▶

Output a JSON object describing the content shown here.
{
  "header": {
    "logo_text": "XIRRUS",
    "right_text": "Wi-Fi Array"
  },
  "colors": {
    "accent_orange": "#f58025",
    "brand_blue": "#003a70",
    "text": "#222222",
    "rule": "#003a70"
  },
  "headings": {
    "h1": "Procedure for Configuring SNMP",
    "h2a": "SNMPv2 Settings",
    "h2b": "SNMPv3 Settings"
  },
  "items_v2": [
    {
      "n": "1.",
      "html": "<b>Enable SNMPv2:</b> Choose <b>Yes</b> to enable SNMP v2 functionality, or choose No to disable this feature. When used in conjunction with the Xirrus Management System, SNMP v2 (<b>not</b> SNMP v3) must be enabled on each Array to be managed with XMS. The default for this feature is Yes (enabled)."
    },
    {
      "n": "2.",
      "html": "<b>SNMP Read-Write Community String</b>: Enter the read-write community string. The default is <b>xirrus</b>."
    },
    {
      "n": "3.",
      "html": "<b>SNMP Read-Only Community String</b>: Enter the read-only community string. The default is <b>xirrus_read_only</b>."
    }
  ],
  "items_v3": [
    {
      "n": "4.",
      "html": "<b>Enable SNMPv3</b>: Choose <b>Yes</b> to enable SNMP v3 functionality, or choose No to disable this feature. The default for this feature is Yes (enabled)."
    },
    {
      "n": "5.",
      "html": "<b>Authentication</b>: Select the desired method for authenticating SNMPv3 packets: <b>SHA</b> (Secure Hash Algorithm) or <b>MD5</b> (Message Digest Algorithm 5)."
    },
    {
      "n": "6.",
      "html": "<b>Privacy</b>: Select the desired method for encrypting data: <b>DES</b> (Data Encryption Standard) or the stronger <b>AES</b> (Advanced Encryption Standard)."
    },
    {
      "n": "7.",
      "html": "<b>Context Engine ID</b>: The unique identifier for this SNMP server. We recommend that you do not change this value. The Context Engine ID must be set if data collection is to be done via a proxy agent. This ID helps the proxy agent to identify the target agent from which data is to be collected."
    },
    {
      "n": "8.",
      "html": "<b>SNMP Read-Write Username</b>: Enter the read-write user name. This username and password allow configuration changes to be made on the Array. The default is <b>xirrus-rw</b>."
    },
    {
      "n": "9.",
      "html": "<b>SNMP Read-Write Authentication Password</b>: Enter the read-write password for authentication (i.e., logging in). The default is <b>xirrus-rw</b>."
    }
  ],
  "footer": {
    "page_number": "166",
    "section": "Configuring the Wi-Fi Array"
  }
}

◀
▶

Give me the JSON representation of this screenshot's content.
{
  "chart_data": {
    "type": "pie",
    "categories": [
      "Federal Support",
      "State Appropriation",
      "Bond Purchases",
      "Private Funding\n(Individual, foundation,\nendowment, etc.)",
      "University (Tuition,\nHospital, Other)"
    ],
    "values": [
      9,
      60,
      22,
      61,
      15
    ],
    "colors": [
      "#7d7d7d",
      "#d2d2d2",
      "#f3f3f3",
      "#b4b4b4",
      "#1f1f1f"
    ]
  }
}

◀

:: Written exercise ::
From the data, collect all lines where the string "Write" appears.

:: Written answer ::
      "html": "<b>SNMP Read-Write Community String</b>: Enter the read-write community string. The default is <b>xirrus</b>."
      "html": "<b>SNMP Read-Write Username</b>: Enter the read-write user name. This username and password allow configuration changes to be made on the Array. The default is <b>xirrus-rw</b>."
      "html": "<b>SNMP Read-Write Authentication Password</b>: Enter the read-write password for authentication (i.e., logging in). The default is <b>xirrus-rw</b>."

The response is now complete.